── DATASET ROWS ──

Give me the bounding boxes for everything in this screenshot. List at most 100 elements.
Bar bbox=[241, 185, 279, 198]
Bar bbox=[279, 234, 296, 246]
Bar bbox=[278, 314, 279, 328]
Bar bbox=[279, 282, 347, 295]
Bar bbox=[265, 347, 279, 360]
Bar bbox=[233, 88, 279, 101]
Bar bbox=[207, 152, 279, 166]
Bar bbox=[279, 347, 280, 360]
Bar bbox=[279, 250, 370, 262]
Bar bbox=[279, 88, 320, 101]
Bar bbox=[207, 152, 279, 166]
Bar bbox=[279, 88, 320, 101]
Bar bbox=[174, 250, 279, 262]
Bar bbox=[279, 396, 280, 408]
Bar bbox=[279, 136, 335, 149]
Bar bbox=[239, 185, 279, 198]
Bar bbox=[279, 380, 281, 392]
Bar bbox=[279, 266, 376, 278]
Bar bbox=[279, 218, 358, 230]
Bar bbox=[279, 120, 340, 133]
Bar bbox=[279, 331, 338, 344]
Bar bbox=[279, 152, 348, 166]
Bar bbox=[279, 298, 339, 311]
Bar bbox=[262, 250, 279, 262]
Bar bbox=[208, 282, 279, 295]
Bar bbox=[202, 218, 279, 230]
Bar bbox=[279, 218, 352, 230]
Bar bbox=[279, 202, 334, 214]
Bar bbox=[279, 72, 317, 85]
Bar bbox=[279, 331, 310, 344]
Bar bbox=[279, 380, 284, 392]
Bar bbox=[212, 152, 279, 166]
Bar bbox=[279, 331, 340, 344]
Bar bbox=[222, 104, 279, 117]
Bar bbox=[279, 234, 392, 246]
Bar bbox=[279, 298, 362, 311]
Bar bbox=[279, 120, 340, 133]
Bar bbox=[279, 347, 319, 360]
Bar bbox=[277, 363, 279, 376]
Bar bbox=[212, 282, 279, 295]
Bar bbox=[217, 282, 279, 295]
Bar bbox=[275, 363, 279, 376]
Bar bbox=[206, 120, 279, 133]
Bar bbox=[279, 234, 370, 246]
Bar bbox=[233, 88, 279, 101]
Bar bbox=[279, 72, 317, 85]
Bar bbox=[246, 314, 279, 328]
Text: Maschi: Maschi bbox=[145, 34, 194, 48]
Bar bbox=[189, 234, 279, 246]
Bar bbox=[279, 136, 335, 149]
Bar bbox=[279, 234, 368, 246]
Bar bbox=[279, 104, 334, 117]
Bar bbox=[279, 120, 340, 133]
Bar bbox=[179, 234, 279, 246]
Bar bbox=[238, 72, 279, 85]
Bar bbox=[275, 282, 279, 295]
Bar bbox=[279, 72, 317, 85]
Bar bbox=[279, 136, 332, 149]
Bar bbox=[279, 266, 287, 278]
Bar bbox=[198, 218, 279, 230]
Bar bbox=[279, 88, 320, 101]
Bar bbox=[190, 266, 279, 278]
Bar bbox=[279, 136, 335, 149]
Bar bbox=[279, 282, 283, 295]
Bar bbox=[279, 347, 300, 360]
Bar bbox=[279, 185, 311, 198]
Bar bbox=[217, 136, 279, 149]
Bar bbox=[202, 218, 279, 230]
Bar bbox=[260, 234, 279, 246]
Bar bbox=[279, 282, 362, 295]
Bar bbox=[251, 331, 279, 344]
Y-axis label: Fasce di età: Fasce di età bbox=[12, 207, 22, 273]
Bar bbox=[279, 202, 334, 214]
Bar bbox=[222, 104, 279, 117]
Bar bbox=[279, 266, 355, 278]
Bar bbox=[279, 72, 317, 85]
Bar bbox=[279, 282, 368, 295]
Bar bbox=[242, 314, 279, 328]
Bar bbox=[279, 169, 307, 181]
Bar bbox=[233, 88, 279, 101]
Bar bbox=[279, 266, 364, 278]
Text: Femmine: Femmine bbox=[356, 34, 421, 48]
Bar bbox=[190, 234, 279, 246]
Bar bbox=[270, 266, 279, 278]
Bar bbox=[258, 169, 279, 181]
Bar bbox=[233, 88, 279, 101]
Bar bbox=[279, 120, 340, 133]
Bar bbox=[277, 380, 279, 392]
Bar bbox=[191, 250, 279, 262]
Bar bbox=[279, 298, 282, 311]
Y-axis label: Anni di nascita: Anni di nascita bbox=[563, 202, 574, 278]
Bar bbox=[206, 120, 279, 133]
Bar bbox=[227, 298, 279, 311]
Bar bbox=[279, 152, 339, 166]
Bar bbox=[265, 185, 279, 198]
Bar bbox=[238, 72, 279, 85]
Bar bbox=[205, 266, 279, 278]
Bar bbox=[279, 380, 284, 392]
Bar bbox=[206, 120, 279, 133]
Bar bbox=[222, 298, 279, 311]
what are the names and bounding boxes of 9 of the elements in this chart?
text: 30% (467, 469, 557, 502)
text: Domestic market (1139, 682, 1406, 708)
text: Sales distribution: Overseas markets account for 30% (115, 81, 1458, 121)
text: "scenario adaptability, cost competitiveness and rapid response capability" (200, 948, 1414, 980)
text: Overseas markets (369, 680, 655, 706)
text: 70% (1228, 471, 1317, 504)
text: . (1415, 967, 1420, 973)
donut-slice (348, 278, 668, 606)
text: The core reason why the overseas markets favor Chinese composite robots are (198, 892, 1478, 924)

───

Find each line in the records that contains the word "boxes", and copy every such line in full.

• _RESULT FOR THIS EXERCISE_
Give me the bounding boxes for everything in this screenshot. List at most 100 elements.
what are the names and bounding boxes of 9 of the elements in this chart?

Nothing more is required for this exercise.